Duplicate the entries starting at the line containing "load-button[interactable]: Load bbox=[137, 339, 208, 361]" and ending at the line containing "preview-bar bbox=[503, 166, 526, 213]", including both of those lines.
** start of EXCERPTED RECORDS **
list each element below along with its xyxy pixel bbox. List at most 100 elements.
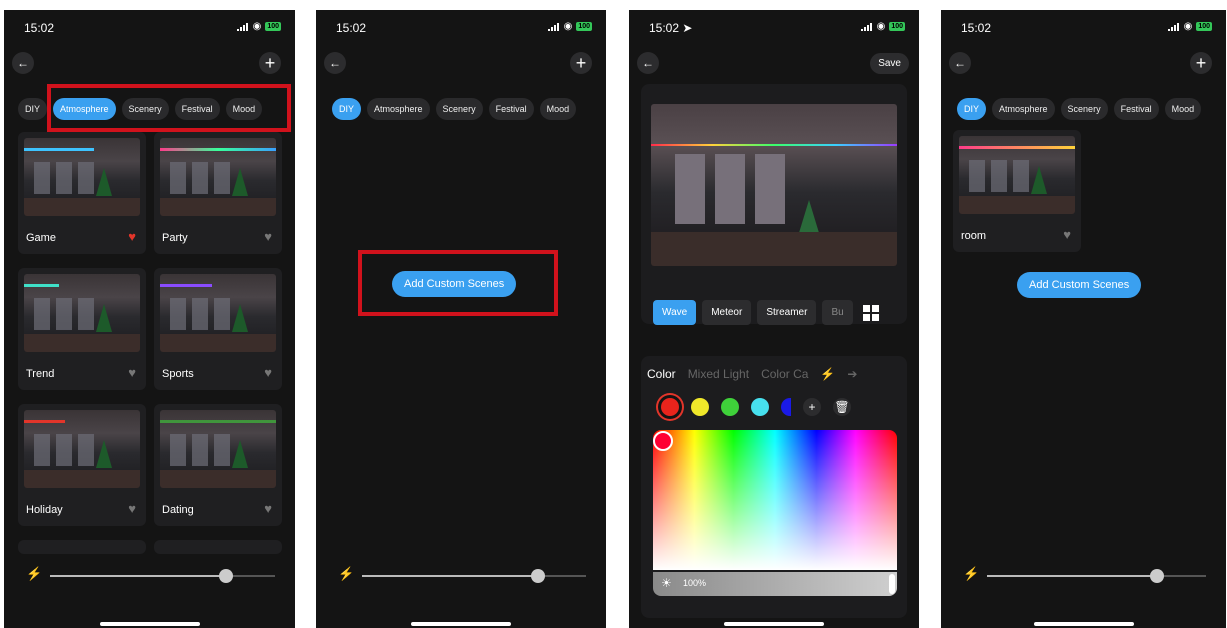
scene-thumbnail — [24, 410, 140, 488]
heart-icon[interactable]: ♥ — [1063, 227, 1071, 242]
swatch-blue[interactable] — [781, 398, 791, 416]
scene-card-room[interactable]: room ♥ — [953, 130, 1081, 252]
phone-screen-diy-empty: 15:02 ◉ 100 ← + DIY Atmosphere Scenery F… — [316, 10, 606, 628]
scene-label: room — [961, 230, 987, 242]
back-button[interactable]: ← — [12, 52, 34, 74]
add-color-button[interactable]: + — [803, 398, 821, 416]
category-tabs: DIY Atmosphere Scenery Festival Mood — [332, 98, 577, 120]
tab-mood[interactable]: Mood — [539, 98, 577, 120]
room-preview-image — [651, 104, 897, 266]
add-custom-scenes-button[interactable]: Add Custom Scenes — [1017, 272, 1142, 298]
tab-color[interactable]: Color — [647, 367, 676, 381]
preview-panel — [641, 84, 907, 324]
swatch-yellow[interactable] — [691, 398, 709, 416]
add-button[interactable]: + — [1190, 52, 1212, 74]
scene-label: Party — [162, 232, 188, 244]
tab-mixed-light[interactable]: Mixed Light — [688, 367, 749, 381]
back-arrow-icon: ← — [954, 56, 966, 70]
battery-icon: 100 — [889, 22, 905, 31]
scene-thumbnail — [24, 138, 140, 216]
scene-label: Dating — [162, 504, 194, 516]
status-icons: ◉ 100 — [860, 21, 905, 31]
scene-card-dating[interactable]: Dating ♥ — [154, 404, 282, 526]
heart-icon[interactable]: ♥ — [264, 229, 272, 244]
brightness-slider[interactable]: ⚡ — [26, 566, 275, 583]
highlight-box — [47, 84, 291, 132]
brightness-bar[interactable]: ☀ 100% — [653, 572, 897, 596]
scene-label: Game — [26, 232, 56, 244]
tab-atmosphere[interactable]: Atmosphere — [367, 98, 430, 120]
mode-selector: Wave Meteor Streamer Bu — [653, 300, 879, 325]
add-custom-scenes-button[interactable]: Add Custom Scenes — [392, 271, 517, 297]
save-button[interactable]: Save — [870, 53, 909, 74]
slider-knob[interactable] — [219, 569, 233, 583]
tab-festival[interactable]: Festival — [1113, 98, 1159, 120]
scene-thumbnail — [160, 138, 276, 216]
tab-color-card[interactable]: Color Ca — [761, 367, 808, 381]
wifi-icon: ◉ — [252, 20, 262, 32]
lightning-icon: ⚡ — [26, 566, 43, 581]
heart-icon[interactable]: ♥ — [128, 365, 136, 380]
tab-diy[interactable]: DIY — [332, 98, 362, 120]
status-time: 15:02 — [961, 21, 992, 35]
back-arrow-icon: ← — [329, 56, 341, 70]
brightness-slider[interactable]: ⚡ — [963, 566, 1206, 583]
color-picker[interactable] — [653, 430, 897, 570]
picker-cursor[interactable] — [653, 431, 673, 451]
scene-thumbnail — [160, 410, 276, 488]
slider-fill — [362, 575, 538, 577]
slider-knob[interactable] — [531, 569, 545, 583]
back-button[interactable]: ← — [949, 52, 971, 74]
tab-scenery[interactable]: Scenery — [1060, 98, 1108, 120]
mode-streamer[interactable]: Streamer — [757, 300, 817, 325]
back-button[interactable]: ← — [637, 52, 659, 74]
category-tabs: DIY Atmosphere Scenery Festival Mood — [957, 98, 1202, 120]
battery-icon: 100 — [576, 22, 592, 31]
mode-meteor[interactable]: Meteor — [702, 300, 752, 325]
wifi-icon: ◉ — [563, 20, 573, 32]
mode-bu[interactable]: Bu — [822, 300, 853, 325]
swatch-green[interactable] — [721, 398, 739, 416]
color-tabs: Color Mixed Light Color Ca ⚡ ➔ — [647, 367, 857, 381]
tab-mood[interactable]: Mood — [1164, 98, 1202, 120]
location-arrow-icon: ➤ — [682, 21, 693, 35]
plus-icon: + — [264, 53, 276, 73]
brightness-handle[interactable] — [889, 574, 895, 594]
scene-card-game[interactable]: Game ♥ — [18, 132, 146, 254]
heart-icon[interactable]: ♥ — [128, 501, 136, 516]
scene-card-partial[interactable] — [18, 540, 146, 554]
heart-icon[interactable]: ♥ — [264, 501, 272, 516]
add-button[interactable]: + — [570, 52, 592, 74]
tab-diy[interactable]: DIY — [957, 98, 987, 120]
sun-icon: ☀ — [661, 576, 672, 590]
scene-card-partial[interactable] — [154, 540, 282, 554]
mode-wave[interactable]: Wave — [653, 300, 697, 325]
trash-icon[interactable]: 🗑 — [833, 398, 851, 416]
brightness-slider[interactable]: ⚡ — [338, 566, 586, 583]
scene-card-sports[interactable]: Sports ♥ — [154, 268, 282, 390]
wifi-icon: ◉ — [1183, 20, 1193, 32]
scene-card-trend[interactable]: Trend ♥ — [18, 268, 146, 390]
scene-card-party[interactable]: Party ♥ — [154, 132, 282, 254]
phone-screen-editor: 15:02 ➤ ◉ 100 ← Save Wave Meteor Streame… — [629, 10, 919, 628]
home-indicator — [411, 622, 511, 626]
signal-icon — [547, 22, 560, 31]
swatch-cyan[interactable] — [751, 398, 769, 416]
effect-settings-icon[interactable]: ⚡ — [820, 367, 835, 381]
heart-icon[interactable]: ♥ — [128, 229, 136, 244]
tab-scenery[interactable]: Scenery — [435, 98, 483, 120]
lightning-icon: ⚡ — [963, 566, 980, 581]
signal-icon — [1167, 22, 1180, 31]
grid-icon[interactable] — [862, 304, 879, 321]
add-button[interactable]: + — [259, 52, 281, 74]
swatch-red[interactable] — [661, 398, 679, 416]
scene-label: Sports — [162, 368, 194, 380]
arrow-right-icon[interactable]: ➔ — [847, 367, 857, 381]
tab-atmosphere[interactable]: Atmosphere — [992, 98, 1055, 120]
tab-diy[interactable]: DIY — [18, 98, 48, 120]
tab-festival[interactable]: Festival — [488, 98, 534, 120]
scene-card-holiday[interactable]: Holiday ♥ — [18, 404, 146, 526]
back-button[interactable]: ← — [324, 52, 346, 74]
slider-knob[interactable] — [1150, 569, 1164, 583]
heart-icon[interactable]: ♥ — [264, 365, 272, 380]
** end of EXCERPTED RECORDS **
** start of EXCERPTED RECORDS **
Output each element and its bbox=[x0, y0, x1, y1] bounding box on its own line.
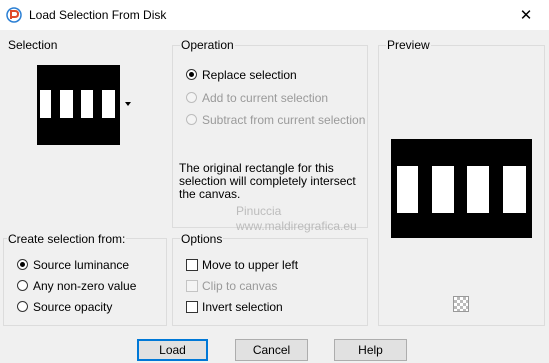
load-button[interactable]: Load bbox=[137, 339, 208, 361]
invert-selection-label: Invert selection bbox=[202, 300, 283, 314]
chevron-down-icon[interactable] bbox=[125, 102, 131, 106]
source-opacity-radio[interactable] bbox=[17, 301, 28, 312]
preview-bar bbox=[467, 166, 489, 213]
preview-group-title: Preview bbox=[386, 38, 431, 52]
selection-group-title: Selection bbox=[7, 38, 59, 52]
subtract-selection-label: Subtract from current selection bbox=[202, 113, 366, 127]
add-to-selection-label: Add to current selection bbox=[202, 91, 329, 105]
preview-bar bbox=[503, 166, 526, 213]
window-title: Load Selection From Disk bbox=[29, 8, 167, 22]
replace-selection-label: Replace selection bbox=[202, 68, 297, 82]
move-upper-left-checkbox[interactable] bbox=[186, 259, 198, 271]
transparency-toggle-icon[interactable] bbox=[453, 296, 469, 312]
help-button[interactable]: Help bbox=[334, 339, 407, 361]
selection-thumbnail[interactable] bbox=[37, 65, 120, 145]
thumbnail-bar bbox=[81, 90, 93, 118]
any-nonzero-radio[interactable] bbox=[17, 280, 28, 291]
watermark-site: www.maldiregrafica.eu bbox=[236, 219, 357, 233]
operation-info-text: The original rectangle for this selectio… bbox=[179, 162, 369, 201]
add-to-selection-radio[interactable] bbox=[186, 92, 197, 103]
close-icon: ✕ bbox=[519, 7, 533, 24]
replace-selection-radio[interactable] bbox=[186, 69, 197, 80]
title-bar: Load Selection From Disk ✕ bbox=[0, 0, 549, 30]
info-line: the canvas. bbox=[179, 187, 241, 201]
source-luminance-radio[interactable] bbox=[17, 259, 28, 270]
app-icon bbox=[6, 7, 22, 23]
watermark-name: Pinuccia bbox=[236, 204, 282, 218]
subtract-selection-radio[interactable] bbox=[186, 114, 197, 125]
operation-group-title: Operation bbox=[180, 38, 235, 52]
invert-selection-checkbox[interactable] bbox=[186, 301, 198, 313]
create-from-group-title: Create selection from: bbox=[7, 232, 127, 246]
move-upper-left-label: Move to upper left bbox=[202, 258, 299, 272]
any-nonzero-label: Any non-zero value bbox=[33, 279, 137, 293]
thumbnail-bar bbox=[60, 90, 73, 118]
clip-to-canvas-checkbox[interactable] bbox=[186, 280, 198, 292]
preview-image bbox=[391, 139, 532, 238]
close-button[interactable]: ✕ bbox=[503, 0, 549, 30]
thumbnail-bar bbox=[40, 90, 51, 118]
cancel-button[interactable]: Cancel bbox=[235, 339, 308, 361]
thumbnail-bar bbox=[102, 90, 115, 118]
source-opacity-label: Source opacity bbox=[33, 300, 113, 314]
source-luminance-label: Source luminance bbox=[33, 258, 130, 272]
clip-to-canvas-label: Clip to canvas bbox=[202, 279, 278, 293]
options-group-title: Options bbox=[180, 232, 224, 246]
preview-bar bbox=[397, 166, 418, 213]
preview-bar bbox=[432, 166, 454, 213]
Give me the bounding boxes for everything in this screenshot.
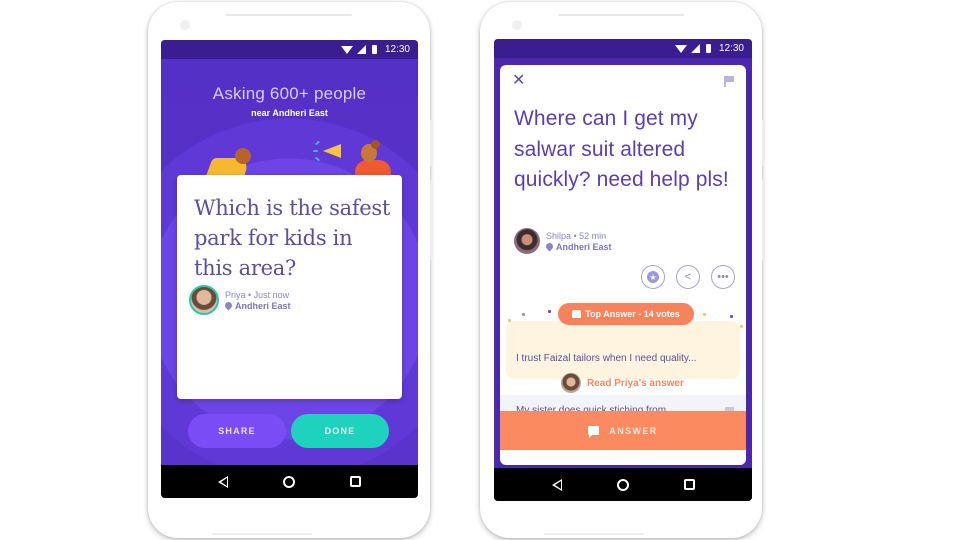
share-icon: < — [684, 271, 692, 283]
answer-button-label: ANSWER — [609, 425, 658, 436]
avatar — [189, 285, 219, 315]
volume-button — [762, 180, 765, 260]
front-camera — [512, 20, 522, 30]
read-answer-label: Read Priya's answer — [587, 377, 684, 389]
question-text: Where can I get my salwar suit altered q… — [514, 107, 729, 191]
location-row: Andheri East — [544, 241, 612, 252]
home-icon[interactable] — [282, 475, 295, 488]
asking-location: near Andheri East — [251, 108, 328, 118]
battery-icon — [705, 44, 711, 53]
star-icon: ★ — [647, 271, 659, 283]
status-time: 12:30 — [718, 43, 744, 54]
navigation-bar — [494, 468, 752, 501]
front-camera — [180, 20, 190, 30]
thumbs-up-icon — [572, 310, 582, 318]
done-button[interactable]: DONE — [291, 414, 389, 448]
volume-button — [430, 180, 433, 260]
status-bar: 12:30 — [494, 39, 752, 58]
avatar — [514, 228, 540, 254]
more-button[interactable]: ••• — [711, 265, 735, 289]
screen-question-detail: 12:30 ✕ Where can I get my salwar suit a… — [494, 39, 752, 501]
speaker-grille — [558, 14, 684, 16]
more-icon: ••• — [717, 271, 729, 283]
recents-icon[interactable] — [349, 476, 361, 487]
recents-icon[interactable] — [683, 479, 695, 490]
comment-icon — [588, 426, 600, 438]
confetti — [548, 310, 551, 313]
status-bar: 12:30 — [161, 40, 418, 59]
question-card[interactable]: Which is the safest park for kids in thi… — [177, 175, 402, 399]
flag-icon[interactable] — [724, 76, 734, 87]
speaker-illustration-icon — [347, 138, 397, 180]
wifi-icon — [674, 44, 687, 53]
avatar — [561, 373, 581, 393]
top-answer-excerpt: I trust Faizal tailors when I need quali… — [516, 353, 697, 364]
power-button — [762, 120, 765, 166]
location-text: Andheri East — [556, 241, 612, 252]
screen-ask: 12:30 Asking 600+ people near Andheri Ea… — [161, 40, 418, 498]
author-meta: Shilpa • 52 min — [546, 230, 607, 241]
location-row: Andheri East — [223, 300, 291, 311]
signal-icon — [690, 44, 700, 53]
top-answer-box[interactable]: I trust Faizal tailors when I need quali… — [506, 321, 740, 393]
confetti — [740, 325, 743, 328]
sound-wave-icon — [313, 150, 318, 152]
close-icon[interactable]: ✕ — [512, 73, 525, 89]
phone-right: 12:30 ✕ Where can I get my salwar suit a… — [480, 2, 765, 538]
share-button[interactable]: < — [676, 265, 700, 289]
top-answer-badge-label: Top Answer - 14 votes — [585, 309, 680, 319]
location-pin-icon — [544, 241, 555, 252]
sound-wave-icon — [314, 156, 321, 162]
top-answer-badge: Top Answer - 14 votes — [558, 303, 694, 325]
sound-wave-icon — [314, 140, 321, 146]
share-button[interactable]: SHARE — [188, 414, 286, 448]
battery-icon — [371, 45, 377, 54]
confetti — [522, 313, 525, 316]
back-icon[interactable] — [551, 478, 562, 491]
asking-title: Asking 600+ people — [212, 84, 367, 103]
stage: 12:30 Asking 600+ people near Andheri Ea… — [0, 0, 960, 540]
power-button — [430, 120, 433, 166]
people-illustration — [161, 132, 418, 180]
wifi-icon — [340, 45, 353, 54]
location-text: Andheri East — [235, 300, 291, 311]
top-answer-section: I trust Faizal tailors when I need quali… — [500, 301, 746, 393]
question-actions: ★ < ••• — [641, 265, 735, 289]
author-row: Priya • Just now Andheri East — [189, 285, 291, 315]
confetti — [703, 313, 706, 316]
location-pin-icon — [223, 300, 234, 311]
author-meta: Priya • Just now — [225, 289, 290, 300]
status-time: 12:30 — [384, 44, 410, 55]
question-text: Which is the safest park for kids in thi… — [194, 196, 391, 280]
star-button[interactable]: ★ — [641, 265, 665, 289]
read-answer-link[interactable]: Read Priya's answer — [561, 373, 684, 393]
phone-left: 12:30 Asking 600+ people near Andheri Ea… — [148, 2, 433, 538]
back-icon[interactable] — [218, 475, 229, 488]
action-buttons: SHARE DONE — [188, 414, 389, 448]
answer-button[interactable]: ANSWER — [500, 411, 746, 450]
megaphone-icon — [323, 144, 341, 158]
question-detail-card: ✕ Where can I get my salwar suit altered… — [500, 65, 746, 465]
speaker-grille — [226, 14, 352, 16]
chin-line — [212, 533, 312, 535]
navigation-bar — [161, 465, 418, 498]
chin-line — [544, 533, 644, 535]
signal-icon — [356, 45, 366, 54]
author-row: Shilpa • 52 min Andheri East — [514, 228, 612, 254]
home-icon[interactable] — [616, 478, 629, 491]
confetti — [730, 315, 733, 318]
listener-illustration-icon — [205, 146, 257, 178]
** end of EXCERPTED RECORDS **
** start of EXCERPTED RECORDS **
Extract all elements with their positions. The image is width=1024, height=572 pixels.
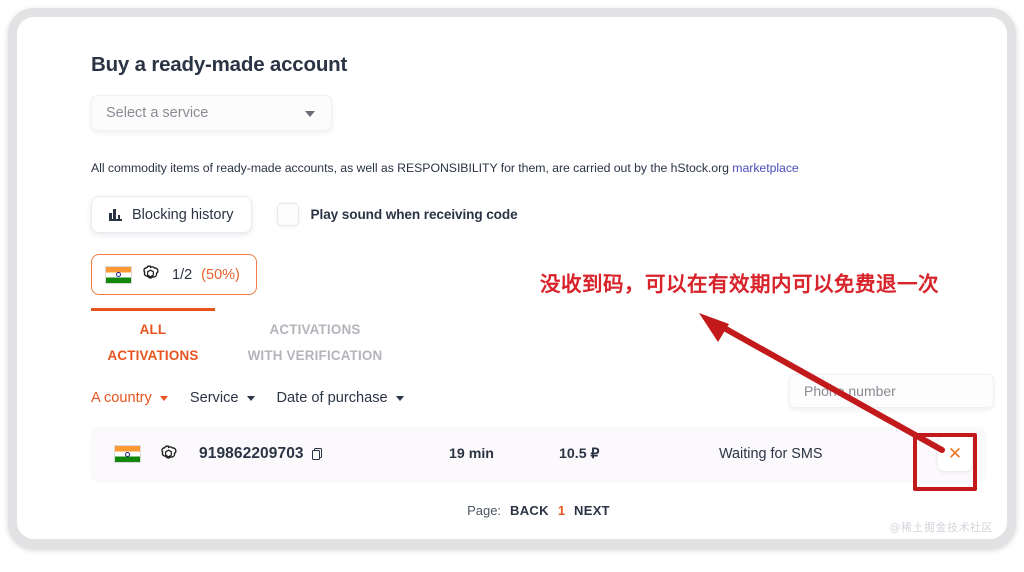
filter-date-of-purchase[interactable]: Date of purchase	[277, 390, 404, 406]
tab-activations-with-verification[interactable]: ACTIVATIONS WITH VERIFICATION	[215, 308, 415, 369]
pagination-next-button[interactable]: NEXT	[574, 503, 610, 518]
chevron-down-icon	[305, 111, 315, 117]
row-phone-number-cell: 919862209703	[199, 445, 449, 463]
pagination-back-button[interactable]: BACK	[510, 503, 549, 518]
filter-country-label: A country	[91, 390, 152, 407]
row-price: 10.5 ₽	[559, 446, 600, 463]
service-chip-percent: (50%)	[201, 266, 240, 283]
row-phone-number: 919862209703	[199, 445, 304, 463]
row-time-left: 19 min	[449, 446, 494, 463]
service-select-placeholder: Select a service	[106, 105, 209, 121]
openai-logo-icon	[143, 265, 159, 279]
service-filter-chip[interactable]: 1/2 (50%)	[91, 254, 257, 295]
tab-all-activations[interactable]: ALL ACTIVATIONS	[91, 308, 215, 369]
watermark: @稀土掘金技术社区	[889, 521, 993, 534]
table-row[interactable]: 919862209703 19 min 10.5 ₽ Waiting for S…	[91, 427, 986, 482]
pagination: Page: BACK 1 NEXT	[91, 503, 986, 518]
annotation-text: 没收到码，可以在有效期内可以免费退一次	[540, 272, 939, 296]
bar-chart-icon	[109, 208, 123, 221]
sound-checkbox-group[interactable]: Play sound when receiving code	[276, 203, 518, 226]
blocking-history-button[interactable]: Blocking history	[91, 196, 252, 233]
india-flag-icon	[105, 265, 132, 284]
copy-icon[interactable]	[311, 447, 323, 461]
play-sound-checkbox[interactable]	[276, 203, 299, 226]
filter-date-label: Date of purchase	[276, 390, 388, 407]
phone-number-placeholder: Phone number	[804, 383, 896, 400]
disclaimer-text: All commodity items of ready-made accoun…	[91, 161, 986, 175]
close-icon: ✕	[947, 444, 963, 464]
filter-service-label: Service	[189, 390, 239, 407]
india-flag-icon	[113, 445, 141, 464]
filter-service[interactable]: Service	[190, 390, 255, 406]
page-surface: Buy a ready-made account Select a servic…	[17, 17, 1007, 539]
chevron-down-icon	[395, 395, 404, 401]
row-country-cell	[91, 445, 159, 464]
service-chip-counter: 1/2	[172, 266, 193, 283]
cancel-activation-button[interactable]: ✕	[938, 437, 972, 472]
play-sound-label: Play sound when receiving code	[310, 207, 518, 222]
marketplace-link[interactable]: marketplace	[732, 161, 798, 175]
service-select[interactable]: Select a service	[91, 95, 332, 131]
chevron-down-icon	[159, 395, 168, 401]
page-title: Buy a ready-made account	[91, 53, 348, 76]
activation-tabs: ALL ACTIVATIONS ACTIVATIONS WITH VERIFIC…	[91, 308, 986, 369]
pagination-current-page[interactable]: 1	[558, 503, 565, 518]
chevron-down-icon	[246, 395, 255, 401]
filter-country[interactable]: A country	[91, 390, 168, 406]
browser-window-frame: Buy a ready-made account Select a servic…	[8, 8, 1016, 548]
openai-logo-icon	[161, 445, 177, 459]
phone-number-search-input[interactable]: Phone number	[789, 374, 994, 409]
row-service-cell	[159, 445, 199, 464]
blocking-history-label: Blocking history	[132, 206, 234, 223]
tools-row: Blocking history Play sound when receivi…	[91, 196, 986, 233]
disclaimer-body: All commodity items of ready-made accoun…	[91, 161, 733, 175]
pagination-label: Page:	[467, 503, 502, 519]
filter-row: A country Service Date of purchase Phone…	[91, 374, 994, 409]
** end of EXCERPTED RECORDS **
=== SOLUTION FOR THIS PROBLEM ===
load-button[interactable]: Load bbox=[137, 339, 208, 361]
invert-selection-label: Invert selection bbox=[202, 300, 283, 314]
chevron-down-icon[interactable] bbox=[125, 102, 131, 106]
source-opacity-radio[interactable] bbox=[17, 301, 28, 312]
preview-bar bbox=[467, 166, 489, 213]
preview-group-title: Preview bbox=[386, 38, 431, 52]
selection-group-title: Selection bbox=[7, 38, 59, 52]
subtract-selection-label: Subtract from current selection bbox=[202, 113, 366, 127]
add-to-selection-label: Add to current selection bbox=[202, 91, 329, 105]
preview-bar bbox=[503, 166, 526, 213]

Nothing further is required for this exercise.